◆ Data supplied
####

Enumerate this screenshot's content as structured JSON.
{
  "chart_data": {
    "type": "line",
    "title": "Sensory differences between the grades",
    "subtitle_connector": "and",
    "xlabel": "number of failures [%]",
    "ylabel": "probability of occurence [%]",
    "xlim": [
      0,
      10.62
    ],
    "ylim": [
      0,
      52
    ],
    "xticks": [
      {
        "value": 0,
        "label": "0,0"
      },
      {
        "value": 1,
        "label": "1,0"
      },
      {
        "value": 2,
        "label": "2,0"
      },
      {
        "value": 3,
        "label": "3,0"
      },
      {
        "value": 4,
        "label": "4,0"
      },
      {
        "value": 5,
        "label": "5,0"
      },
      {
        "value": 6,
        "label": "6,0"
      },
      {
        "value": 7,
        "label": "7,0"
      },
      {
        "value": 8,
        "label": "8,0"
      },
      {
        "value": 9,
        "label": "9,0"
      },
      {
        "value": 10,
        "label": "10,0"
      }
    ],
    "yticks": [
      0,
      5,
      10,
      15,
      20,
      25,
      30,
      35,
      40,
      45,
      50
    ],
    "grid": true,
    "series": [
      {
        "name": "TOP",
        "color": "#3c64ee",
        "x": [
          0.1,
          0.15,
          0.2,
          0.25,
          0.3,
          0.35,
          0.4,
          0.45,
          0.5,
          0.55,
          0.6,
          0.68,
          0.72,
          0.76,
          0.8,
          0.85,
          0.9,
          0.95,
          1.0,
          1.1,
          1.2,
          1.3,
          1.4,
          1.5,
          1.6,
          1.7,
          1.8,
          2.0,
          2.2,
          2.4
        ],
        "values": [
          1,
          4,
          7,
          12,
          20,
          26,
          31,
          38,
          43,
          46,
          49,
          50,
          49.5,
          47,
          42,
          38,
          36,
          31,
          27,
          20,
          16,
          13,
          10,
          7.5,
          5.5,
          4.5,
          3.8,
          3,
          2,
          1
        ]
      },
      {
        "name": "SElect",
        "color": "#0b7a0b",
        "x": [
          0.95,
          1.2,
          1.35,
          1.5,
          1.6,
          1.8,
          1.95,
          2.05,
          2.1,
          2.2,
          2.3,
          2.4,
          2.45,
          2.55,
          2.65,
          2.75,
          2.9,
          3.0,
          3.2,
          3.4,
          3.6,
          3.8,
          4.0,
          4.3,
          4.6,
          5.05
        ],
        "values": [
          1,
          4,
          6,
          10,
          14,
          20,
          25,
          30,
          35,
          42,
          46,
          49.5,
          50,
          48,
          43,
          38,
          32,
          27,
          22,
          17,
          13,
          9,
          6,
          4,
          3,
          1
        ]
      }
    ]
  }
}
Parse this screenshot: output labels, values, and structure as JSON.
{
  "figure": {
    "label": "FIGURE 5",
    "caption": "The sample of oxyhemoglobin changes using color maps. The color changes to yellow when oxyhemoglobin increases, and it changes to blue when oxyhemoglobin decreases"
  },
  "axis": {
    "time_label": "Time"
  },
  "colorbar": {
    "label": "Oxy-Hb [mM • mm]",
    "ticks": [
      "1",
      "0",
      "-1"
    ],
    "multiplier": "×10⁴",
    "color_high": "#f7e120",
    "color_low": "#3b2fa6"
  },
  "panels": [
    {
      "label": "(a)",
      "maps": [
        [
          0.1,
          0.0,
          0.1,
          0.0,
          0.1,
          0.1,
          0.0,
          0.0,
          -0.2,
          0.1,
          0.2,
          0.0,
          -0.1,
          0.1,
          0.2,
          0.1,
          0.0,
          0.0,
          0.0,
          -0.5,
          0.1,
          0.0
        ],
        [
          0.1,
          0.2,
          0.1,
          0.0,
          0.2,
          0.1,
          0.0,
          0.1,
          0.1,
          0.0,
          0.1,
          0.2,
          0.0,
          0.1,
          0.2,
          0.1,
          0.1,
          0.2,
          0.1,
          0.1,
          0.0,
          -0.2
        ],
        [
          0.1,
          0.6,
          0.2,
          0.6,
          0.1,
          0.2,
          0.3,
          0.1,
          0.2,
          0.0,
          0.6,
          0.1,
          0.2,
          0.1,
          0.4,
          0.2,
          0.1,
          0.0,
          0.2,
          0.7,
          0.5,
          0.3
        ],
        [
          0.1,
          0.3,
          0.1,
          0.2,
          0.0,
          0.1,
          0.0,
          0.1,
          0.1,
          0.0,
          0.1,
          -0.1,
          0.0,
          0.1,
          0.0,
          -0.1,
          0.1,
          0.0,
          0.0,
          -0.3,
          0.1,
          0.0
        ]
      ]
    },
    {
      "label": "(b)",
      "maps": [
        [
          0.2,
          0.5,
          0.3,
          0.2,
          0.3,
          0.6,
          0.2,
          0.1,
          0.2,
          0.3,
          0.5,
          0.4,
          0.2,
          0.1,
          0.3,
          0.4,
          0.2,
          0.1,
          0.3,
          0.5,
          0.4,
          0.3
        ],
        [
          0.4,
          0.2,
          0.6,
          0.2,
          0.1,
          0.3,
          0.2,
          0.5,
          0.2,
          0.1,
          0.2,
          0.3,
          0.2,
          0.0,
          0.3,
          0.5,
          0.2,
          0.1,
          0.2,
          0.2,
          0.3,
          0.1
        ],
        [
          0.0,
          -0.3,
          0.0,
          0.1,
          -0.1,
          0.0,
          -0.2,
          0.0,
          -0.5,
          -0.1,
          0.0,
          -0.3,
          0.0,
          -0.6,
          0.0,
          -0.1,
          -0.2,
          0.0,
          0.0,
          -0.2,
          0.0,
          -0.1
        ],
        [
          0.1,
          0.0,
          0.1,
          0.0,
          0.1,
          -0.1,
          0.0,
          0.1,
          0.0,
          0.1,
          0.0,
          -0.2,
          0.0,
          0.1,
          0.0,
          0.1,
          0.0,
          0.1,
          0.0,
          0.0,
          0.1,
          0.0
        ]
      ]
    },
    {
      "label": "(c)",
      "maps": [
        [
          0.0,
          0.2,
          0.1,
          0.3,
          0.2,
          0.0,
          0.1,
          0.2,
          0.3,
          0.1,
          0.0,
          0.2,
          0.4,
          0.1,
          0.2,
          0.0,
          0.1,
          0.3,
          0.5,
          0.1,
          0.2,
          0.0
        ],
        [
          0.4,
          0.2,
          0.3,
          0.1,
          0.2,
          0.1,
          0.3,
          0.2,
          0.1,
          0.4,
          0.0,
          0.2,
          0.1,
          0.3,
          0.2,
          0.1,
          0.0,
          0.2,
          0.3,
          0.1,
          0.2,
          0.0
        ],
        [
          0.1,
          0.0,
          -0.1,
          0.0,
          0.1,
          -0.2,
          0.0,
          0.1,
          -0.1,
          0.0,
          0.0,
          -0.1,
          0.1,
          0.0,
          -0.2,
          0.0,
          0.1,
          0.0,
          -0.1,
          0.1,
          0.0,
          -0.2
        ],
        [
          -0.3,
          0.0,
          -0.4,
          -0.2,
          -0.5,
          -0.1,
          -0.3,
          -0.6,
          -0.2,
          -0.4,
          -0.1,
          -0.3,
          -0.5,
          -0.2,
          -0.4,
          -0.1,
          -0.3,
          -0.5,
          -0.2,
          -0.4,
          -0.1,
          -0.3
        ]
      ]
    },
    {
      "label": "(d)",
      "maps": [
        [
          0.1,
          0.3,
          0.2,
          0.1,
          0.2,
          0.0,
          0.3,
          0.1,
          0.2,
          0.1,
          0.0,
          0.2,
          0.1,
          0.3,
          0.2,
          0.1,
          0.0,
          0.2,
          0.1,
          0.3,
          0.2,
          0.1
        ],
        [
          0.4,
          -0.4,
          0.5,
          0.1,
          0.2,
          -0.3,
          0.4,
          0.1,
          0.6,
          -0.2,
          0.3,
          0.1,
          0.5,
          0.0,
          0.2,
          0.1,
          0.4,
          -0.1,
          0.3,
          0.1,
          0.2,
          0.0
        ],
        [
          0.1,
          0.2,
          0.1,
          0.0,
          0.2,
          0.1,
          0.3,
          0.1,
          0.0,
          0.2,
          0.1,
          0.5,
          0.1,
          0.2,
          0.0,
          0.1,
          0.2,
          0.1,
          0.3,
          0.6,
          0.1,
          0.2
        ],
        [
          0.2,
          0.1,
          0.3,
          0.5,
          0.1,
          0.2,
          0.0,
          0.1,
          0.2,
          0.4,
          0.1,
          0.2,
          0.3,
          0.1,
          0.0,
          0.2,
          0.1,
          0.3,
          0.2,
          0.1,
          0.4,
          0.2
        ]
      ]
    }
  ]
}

####

Collect, from the material above, every line containing the word "JSON".

Enumerate this screenshot's content as structured JSON.
Parse this screenshot: output labels, values, and structure as JSON.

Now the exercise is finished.